Written request — Rewrite the data below, changing every "map-building" to "map-structure" and leaving everything else as it is.

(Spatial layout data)
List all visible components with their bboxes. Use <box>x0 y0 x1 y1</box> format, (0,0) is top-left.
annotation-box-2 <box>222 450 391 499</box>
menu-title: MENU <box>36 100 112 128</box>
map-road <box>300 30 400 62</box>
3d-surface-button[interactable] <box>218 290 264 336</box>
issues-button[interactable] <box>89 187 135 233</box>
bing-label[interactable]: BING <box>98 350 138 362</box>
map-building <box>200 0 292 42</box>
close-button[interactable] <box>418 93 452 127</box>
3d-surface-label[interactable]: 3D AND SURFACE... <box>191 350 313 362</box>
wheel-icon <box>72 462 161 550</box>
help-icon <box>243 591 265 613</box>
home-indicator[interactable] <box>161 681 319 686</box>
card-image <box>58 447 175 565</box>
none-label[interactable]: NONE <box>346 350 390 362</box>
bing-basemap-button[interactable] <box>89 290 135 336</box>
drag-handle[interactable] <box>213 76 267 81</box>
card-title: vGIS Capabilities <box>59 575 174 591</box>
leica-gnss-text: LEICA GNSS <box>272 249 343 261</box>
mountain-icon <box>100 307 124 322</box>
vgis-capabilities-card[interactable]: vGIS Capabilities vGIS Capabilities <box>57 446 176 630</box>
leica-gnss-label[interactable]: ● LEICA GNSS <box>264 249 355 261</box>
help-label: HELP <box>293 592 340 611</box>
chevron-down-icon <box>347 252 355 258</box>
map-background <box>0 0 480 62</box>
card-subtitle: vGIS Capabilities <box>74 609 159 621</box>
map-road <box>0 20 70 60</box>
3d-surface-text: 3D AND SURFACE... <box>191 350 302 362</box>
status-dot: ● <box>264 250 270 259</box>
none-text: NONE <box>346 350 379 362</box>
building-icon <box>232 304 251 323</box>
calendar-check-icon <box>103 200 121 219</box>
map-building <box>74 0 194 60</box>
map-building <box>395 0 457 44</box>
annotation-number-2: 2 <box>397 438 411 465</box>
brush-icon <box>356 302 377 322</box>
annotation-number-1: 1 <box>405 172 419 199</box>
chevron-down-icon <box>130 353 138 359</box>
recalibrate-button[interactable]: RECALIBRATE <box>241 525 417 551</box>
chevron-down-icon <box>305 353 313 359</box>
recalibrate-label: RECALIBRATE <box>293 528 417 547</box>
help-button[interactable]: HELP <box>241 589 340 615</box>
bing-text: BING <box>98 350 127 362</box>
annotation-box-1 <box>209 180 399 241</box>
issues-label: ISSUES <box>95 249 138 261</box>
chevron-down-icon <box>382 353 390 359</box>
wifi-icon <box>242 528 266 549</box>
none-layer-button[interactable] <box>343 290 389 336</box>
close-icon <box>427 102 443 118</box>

Output of the exercise —
List all visible components with their bboxes. Use <box>x0 y0 x1 y1</box> format, (0,0) is top-left.
annotation-box-2 <box>222 450 391 499</box>
menu-title: MENU <box>36 100 112 128</box>
map-road <box>300 30 400 62</box>
3d-surface-button[interactable] <box>218 290 264 336</box>
issues-button[interactable] <box>89 187 135 233</box>
bing-label[interactable]: BING <box>98 350 138 362</box>
map-structure <box>200 0 292 42</box>
close-button[interactable] <box>418 93 452 127</box>
3d-surface-label[interactable]: 3D AND SURFACE... <box>191 350 313 362</box>
wheel-icon <box>72 462 161 550</box>
help-icon <box>243 591 265 613</box>
home-indicator[interactable] <box>161 681 319 686</box>
card-image <box>58 447 175 565</box>
none-label[interactable]: NONE <box>346 350 390 362</box>
bing-basemap-button[interactable] <box>89 290 135 336</box>
drag-handle[interactable] <box>213 76 267 81</box>
card-title: vGIS Capabilities <box>59 575 174 591</box>
leica-gnss-text: LEICA GNSS <box>272 249 343 261</box>
mountain-icon <box>100 307 124 322</box>
vgis-capabilities-card[interactable]: vGIS Capabilities vGIS Capabilities <box>57 446 176 630</box>
leica-gnss-label[interactable]: ● LEICA GNSS <box>264 249 355 261</box>
help-label: HELP <box>293 592 340 611</box>
chevron-down-icon <box>347 252 355 258</box>
map-background <box>0 0 480 62</box>
card-subtitle: vGIS Capabilities <box>74 609 159 621</box>
map-road <box>0 20 70 60</box>
3d-surface-text: 3D AND SURFACE... <box>191 350 302 362</box>
status-dot: ● <box>264 250 270 259</box>
none-text: NONE <box>346 350 379 362</box>
building-icon <box>232 304 251 323</box>
calendar-check-icon <box>103 200 121 219</box>
map-structure <box>74 0 194 60</box>
map-structure <box>395 0 457 44</box>
annotation-number-2: 2 <box>397 438 411 465</box>
brush-icon <box>356 302 377 322</box>
annotation-number-1: 1 <box>405 172 419 199</box>
chevron-down-icon <box>130 353 138 359</box>
recalibrate-button[interactable]: RECALIBRATE <box>241 525 417 551</box>
chevron-down-icon <box>305 353 313 359</box>
recalibrate-label: RECALIBRATE <box>293 528 417 547</box>
help-button[interactable]: HELP <box>241 589 340 615</box>
bing-text: BING <box>98 350 127 362</box>
annotation-box-1 <box>209 180 399 241</box>
issues-label: ISSUES <box>95 249 138 261</box>
chevron-down-icon <box>382 353 390 359</box>
wifi-icon <box>242 528 266 549</box>
none-layer-button[interactable] <box>343 290 389 336</box>
close-icon <box>427 102 443 118</box>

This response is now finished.